Du 27 au 30 novembre a eu lieu pour la deuxième fois, au Portugal, plus précisément à Lisbonne, la conférence mondiale de l’AIVP (Association Internationale Villes et Ports). L’AIVP est une ONG qui depuis 30 ans rassemble les villes portuaires. La Ville de Québec, membre de l’association depuis 2023, a participé à la conférence avec une forte délégation. Catherine Vallières-Roland, mairesse suppléante de la ville de Québec, venue à Lisbonne pour cet événement, a accordé une interview au site lepetitjournal.com
"Nous souhaitons positionner la ville de Québec et son port comme étant un pôle d'innovation"
lepetitjournal.com : Quels sont vos rôles et fonctions au sein de la mairie de Québec ?
Catherine Vallières-Roland : Nous avons été élus pour un premier mandat en 2021. Je fais partie de l'équipe du maire Bruno Marchand, et à ce titre j'ai eu le privilège d'être nommée mairesse suppléante à la Ville de Québec. J'ai également d'autres responsabilités, comme les relations internationales, la culture et les grands évènements. Je suis également responsable des relations avec les peuples autochtones, de la jeunesse, du dossier du fleuve Saint-Laurent qui est un dossier de développement économique très important pour notre administration. Donc tous les enjeux maritimes, portuaires qui sont liés à notre fleuve.
Dans quel cadre venez-vous à Lisbonne ?
Je suis ici pour participer à la conférence annuelle de l'Association internationale Villes et Ports dont le Port de Québec est membre depuis plusieurs années, j'accompagne Mario Girard qui en est le président-directeur général. La Ville de Québec est devenue membre de cette association en 2023, c'est récent, et c'est la raison aussi de mon déplacement. Depuis notre adhésion nous en faisons une priorité, nous souhaitons positionner la ville de Québec et son port comme étant un pôle d'innovation. Je suis ici justement pour manifester notre souhait de développer nos relations avec les autres villes portuaires, et bien sûr m'inspirer. Nous avons le souhait de nous inspirer des autres villes portuaires pour améliorer encore davantage la cohabitation entre le port de Québec et les citoyens de la ville que je représente.

[Données d'annotation de mise en page visuelle]
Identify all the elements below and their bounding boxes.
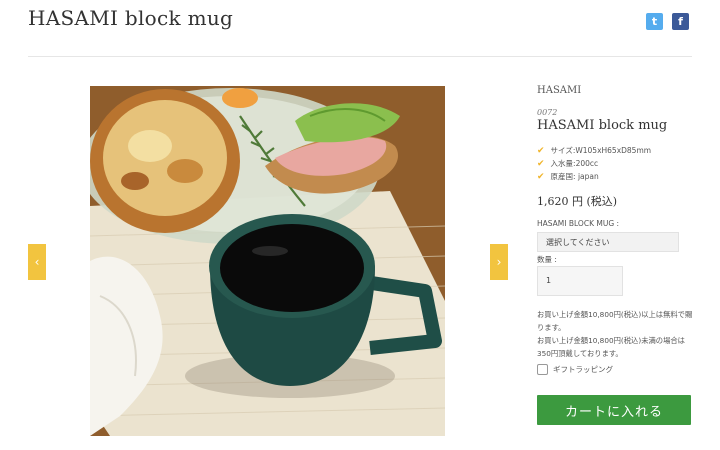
product-photo	[90, 86, 445, 436]
chevron-left-icon: ‹	[34, 255, 40, 269]
spec-text: サイズ:W105xH65xD85mm	[550, 146, 652, 155]
header-divider	[28, 56, 692, 57]
shipping-note: お買い上げ金額10,800円(税込)以上は無料で賜ります。	[537, 310, 693, 332]
variant-select[interactable]: 選択してください	[537, 232, 679, 252]
gift-wrapping-checkbox[interactable]	[537, 364, 548, 375]
check-icon: ✔	[537, 145, 545, 156]
gallery-next-button[interactable]: ›	[490, 244, 508, 280]
product-price: 1,620 円 (税込)	[537, 195, 618, 208]
gallery-prev-button[interactable]: ‹	[28, 244, 46, 280]
quantity-label: 数量 :	[537, 255, 557, 264]
spec-list: ✔ サイズ:W105xH65xD85mm ✔ 入水量:200cc ✔ 原産国: …	[537, 144, 651, 183]
twitter-icon: t	[646, 13, 663, 30]
facebook-share-button[interactable]: f	[672, 13, 689, 30]
check-icon: ✔	[537, 171, 545, 182]
variant-label: HASAMI BLOCK MUG :	[537, 219, 620, 228]
check-icon: ✔	[537, 158, 545, 169]
facebook-icon: f	[672, 13, 689, 30]
spec-item: ✔ 入水量:200cc	[537, 157, 651, 170]
add-to-cart-button[interactable]: カートに入れる	[537, 395, 691, 425]
spec-item: ✔ 原産国: japan	[537, 170, 651, 183]
product-photo-illustration	[90, 86, 445, 436]
chevron-right-icon: ›	[496, 255, 502, 269]
gift-wrapping-option[interactable]: ギフトラッピング	[537, 364, 613, 375]
twitter-share-button[interactable]: t	[646, 13, 663, 30]
gift-wrapping-label: ギフトラッピング	[553, 365, 613, 374]
quantity-input[interactable]: 1	[537, 266, 623, 296]
product-code: 0072	[537, 108, 558, 117]
spec-text: 入水量:200cc	[550, 159, 599, 168]
spec-text: 原産国: japan	[550, 172, 599, 181]
product-name: HASAMI block mug	[537, 118, 668, 133]
shipping-note: お買い上げ金額10,800円(税込)未満の場合は350円頂戴しております。	[537, 336, 685, 358]
spec-item: ✔ サイズ:W105xH65xD85mm	[537, 144, 651, 157]
product-brand: HASAMI	[537, 85, 582, 96]
shipping-notes: お買い上げ金額10,800円(税込)以上は無料で賜ります。 お買い上げ金額10,…	[537, 308, 695, 360]
page-title: HASAMI block mug	[28, 6, 234, 30]
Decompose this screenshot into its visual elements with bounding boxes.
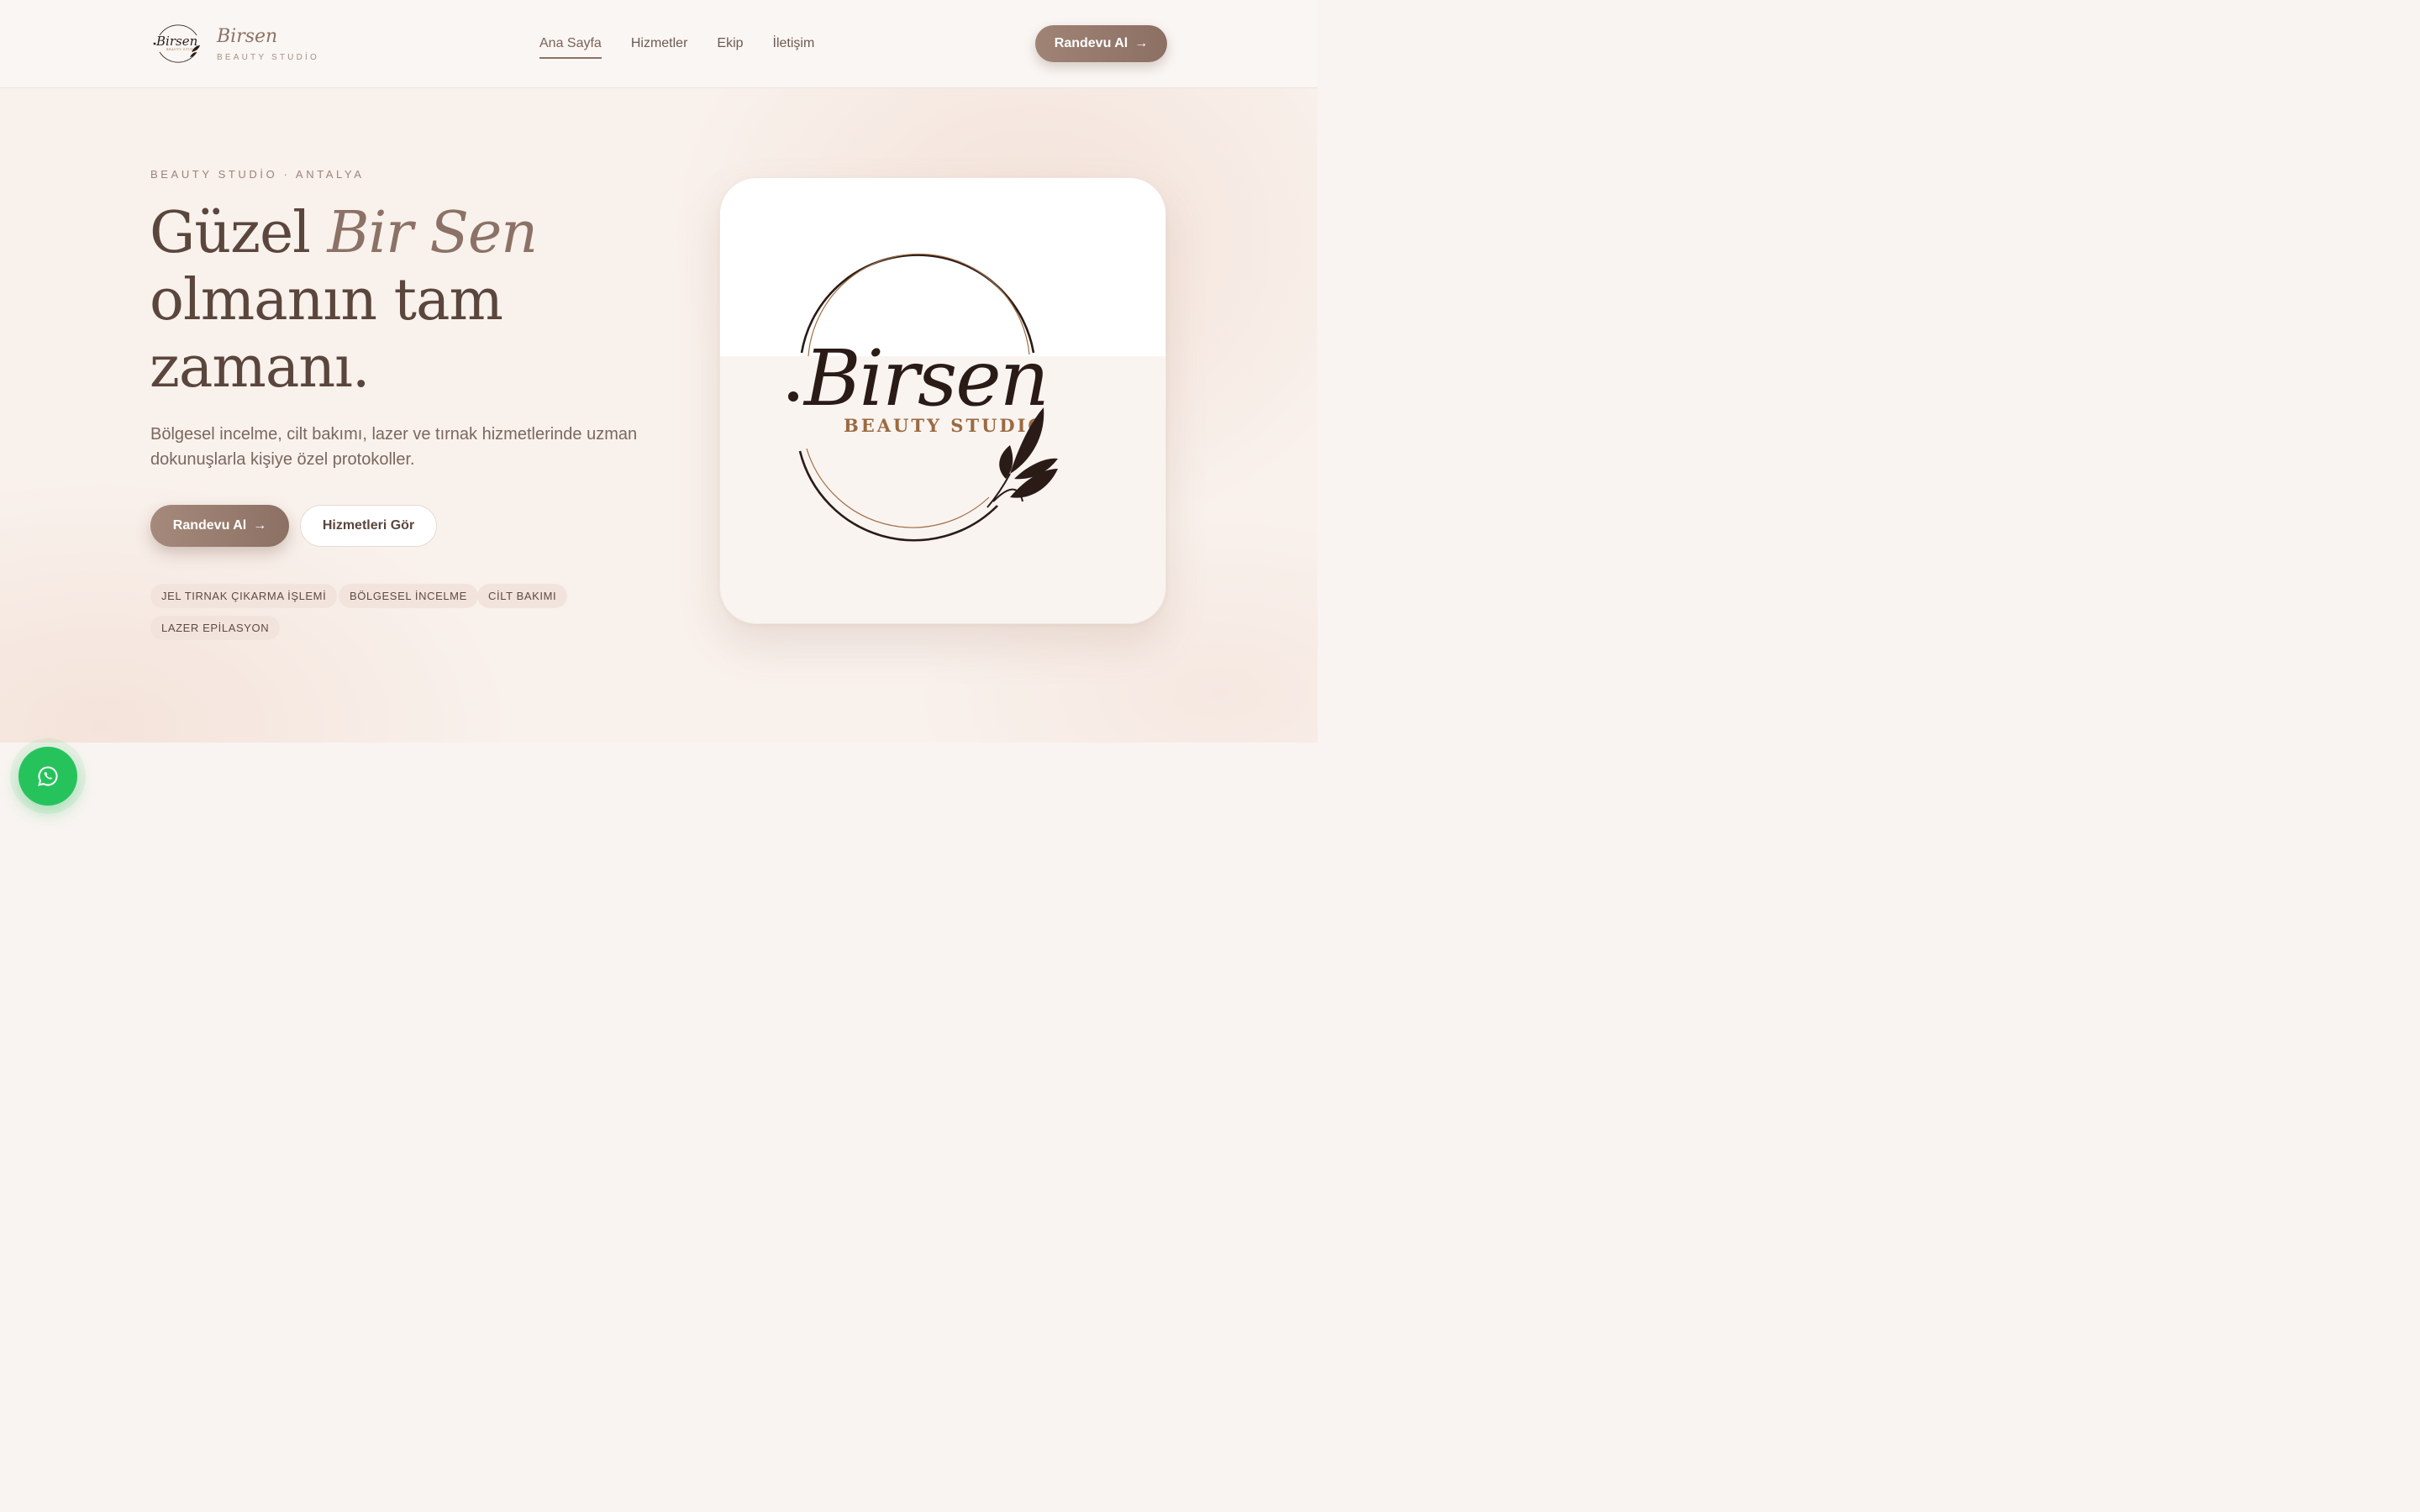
hero-title-line2: olmanın tam <box>150 267 503 333</box>
hero-appointment-button[interactable]: Randevu Al → <box>150 505 289 547</box>
service-tag[interactable]: JEL TIRNAK ÇIKARMA İŞLEMİ <box>150 584 338 608</box>
brand-logo-link[interactable]: Birsen BEAUTY STUDIO Birsen BEAUTY STUDİ… <box>151 20 319 67</box>
nav-item-hizmetler[interactable]: Hizmetler <box>631 35 688 59</box>
whatsapp-button[interactable] <box>18 747 77 806</box>
brand-logo-mark: Birsen BEAUTY STUDIO <box>151 20 205 67</box>
studio-logo-illustration: Birsen BEAUTY STUDIO <box>788 253 1058 542</box>
main-nav: Ana Sayfa Hizmetler Ekip İletişim <box>539 35 844 59</box>
view-services-button[interactable]: Hizmetleri Gör <box>300 505 437 547</box>
arrow-right-icon: → <box>1134 36 1149 50</box>
svg-text:Birsen: Birsen <box>155 34 197 49</box>
service-tag[interactable]: BÖLGESEL İNCELME <box>339 584 478 608</box>
hero-title-line3: zamanı. <box>150 334 371 401</box>
hero-title-accent: Bir Sen <box>327 200 538 266</box>
site-header: Birsen BEAUTY STUDIO Birsen BEAUTY STUDİ… <box>0 0 1318 88</box>
header-appointment-button[interactable]: Randevu Al → <box>1035 25 1167 62</box>
brand-text: Birsen BEAUTY STUDİO <box>217 26 319 62</box>
hero-eyebrow: BEAUTY STUDİO · ANTALYA <box>150 168 365 181</box>
brand-name: Birsen <box>217 25 278 47</box>
hero-title-line1: Güzel Bir Sen <box>150 200 538 266</box>
hero-title: Güzel Bir Sen olmanın tam zamanı. <box>150 200 538 402</box>
brand-subtitle: BEAUTY STUDİO <box>217 52 319 62</box>
nav-item-iletisim[interactable]: İletişim <box>773 35 815 59</box>
hero-description: Bölgesel incelme, cilt bakımı, lazer ve … <box>150 422 671 472</box>
hero-title-plain: Güzel <box>150 200 328 266</box>
service-tag[interactable]: CİLT BAKIMI <box>477 584 568 608</box>
nav-item-ekip[interactable]: Ekip <box>717 35 743 59</box>
hero-description-line1: Bölgesel incelme, cilt bakımı, lazer ve … <box>150 425 638 444</box>
logo-script-text: Birsen <box>802 333 1048 423</box>
whatsapp-icon <box>38 766 58 786</box>
hero-description-line2: dokunuşlarla kişiye özel protokoller. <box>150 450 415 469</box>
arrow-right-icon: → <box>253 518 267 533</box>
logo-caption-text: BEAUTY STUDIO <box>844 415 1046 436</box>
nav-item-ana-sayfa[interactable]: Ana Sayfa <box>539 35 602 59</box>
logo-card: Birsen BEAUTY STUDIO <box>719 177 1166 624</box>
hero-appointment-label: Randevu Al <box>172 518 247 533</box>
header-appointment-label: Randevu Al <box>1054 36 1128 50</box>
next-section-top <box>0 743 1318 823</box>
service-tag[interactable]: LAZER EPİLASYON <box>150 616 281 640</box>
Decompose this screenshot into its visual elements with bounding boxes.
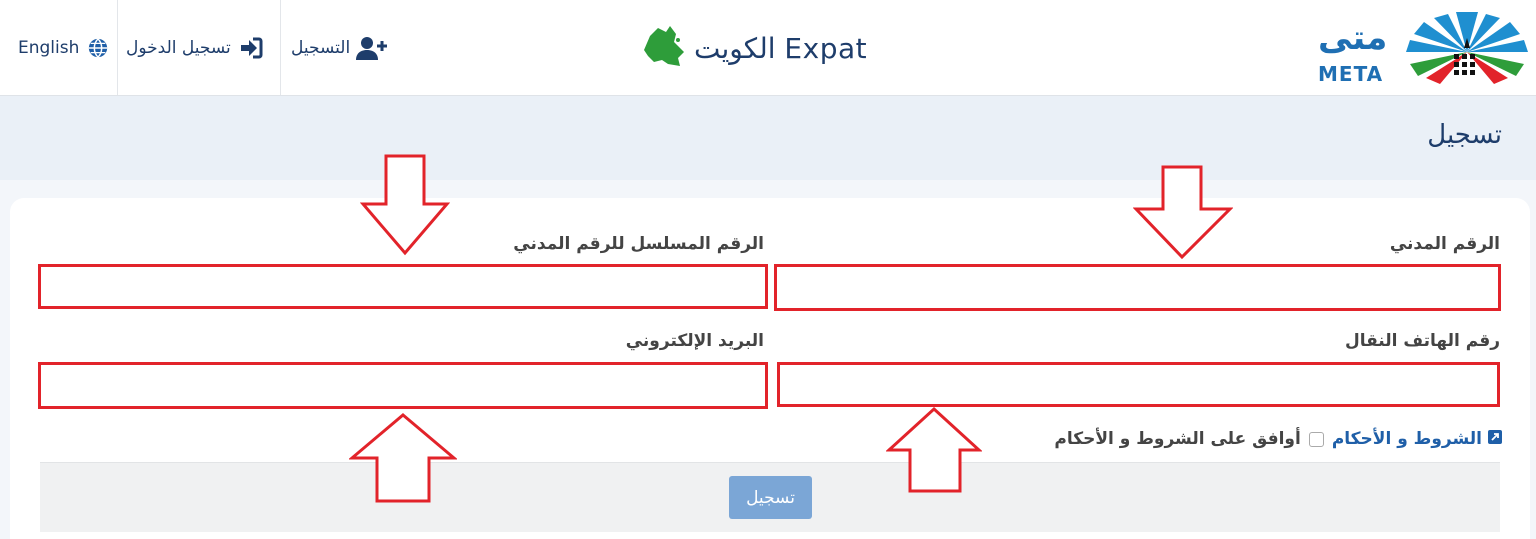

— TRAVAIL DEMANDÉ —
Recopiez à l'identique le passage de l'extrait sur la conférence de l'AIVP qui va de « Je suis ici pour » jusqu'à « que je représente. » inclus.

— RÉPONSE ATTENDUE —
Je suis ici pour participer à la conférence annuelle de l'Association internationale Villes et Ports dont le Port de Québec est membre depuis plusieurs années, j'accompagne Mario Girard qui en est le président-directeur général. La Ville de Québec est devenue membre de cette association en 2023, c'est récent, et c'est la raison aussi de mon déplacement. Depuis notre adhésion nous en faisons une priorité, nous souhaitons positionner la ville de Québec et son port comme étant un pôle d'innovation. Je suis ici justement pour manifester notre souhait de développer nos relations avec les autres villes portuaires, et bien sûr m'inspirer. Nous avons le souhait de nous inspirer des autres villes portuaires pour améliorer encore davantage la cohabitation entre le port de Québec et les citoyens de la ville que je représente.